Data listing:
================

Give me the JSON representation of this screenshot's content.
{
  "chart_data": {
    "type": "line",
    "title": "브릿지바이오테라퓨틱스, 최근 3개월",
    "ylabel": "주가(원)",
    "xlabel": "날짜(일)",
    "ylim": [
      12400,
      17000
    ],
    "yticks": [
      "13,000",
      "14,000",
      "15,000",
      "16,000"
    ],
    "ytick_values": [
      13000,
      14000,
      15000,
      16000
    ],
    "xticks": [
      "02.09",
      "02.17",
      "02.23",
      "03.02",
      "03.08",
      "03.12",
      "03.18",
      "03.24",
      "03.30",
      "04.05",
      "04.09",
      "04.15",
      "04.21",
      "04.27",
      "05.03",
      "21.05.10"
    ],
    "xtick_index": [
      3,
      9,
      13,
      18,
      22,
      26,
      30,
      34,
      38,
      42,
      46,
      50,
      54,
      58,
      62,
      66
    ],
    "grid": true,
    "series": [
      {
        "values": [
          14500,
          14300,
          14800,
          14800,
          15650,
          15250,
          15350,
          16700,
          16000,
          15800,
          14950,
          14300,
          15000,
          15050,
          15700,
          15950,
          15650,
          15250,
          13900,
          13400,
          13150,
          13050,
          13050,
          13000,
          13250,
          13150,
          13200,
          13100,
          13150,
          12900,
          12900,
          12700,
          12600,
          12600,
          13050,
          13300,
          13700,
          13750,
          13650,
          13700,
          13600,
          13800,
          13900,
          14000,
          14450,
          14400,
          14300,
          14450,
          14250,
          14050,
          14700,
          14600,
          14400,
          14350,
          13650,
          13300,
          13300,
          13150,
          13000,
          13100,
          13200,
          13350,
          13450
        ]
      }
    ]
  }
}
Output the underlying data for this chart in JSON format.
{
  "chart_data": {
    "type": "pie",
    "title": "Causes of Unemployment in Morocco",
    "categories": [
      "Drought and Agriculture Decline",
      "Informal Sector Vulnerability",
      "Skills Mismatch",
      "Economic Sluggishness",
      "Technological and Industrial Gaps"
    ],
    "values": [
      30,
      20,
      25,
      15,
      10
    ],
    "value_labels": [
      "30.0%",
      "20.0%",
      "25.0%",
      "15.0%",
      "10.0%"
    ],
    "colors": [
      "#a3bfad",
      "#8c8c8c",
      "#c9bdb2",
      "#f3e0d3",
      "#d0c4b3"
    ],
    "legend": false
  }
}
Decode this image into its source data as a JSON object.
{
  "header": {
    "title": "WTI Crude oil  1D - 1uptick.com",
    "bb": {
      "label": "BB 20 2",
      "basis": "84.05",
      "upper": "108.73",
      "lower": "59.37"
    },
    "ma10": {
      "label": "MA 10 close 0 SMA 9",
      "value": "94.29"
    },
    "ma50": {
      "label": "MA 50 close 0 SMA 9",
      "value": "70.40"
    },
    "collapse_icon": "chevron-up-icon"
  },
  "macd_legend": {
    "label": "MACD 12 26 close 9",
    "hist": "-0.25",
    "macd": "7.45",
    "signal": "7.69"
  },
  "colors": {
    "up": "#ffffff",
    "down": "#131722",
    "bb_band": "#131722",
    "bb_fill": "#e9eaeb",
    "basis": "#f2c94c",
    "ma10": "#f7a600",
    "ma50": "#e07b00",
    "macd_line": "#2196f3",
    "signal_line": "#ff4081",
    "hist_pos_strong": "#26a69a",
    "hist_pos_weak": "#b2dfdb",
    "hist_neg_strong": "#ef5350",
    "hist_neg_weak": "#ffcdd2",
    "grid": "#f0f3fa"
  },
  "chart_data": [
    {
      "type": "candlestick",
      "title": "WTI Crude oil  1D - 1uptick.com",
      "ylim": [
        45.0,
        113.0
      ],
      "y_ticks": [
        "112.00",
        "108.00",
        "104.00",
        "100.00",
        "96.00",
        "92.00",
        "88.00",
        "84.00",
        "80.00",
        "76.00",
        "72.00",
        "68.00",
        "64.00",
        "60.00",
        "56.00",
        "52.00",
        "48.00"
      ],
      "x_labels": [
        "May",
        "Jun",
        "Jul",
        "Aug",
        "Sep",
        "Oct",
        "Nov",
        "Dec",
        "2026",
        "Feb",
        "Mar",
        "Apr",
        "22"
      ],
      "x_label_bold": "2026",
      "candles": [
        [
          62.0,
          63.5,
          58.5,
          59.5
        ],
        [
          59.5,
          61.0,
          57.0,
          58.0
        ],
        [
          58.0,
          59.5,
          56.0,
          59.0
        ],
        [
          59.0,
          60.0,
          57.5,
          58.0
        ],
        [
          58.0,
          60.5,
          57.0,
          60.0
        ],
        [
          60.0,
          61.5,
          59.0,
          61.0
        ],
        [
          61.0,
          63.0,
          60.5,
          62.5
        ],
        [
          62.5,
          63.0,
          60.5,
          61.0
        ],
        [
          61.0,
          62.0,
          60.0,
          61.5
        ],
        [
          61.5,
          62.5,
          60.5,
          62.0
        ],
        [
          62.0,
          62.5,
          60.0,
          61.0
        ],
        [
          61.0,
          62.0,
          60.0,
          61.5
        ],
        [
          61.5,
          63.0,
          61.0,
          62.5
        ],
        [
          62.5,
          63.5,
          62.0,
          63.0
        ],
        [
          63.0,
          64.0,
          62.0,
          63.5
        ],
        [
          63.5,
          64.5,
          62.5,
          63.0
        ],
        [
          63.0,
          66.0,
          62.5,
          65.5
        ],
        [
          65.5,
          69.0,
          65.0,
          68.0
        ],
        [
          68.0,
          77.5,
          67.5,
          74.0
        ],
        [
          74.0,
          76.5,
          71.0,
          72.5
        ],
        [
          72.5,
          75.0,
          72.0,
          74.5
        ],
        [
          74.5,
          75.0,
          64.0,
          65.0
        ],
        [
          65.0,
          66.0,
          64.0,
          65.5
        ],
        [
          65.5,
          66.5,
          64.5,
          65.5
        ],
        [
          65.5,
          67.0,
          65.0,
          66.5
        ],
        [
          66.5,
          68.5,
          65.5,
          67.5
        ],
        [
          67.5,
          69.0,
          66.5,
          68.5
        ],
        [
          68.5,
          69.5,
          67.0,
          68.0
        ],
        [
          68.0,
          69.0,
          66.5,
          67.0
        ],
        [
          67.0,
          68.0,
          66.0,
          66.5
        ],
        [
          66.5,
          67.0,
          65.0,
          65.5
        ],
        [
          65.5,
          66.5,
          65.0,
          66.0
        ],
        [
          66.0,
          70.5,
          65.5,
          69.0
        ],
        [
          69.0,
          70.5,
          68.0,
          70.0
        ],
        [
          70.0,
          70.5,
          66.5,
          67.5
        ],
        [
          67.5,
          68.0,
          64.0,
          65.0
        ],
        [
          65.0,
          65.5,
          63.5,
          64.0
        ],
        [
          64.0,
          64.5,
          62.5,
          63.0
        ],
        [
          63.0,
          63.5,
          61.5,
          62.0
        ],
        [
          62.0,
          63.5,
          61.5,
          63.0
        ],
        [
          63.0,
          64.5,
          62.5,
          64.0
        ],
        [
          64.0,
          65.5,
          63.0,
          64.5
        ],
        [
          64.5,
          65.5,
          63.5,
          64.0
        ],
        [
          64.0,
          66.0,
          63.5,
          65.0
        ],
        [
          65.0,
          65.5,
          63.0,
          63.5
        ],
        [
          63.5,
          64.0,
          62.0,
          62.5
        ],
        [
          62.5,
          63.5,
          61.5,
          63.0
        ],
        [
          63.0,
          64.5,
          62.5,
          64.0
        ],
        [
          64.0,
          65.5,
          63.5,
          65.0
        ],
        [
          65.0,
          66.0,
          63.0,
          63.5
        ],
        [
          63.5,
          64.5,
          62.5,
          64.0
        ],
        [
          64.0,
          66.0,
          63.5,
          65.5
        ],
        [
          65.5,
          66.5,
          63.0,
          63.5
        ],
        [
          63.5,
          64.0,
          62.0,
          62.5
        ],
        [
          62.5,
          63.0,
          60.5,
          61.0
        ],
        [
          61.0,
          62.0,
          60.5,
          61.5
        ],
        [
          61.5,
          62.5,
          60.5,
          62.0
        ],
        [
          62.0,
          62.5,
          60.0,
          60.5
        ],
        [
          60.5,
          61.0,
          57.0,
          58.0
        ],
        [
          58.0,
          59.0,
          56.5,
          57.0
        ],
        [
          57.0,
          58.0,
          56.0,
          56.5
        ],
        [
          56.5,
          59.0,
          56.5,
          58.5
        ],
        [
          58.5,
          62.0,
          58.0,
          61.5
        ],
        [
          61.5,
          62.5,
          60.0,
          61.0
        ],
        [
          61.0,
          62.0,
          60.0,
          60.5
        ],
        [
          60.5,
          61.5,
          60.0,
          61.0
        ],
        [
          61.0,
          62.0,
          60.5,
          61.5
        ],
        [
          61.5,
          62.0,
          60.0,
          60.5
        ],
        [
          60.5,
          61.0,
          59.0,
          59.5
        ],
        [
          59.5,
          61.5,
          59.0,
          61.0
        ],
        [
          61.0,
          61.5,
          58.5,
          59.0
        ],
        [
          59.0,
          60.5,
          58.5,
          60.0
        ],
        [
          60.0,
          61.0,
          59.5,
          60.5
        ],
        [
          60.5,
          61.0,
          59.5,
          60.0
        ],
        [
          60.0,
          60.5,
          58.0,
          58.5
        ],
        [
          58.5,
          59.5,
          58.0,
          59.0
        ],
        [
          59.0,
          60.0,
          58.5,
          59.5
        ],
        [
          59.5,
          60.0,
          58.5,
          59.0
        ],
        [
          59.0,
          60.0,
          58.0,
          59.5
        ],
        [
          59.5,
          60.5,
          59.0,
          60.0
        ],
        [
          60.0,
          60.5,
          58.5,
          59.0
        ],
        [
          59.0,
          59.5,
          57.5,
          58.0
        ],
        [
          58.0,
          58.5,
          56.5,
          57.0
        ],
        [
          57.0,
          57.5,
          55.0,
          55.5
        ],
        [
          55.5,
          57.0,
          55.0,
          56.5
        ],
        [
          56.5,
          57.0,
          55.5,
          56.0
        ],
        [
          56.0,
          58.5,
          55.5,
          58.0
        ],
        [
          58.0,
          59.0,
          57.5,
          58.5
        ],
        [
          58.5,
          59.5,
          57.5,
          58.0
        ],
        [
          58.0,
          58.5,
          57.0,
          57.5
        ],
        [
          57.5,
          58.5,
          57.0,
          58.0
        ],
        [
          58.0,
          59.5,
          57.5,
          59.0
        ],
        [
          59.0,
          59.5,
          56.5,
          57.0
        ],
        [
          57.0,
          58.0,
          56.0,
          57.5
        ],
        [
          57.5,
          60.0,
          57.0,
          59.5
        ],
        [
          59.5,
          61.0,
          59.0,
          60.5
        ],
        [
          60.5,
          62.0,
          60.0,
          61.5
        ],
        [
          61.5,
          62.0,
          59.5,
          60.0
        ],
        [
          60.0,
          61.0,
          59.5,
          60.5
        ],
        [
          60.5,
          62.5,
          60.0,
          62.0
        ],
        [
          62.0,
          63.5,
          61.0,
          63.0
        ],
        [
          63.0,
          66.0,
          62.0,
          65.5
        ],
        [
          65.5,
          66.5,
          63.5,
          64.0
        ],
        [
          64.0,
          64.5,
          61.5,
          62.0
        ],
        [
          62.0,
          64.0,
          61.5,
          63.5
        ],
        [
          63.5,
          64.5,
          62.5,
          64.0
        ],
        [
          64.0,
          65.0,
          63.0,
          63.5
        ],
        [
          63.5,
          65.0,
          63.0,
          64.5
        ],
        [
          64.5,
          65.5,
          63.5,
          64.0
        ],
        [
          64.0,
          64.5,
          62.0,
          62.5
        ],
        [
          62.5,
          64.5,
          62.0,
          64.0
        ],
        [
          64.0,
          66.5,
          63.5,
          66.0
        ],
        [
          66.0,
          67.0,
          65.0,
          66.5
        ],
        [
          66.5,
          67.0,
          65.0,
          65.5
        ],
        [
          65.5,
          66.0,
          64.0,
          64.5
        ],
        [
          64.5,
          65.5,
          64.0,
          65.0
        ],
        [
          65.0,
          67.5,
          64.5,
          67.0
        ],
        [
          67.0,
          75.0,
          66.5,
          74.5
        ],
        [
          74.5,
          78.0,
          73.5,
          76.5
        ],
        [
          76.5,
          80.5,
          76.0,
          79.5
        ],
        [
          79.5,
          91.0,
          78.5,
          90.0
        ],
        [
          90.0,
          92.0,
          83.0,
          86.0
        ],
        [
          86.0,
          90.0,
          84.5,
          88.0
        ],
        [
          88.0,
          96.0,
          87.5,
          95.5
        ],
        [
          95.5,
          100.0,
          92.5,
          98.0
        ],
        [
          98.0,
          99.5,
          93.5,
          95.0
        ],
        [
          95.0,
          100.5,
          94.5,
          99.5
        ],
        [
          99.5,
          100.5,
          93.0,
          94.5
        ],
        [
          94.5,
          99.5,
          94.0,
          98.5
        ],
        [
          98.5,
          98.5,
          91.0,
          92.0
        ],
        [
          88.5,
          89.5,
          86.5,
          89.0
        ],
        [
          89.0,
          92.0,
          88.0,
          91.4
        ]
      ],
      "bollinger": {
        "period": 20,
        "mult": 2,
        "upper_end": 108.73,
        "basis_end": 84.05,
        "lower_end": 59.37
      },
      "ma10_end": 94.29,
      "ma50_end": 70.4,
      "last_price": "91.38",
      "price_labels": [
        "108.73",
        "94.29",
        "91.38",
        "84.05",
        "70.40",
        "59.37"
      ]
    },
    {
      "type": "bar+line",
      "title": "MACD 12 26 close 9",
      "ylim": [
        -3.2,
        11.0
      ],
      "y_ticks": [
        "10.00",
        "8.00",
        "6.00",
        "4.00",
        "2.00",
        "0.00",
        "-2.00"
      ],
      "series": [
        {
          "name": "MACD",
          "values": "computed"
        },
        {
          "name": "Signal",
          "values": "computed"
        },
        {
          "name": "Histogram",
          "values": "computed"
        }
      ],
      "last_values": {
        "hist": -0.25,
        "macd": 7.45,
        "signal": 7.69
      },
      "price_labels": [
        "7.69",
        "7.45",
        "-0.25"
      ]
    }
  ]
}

================

Exercise requirements: All lines above containing the string "JSON" are to be collected.

Written answer:
Give me the JSON representation of this screenshot's content.
Output the underlying data for this chart in JSON format.
Decode this image into its source data as a JSON object.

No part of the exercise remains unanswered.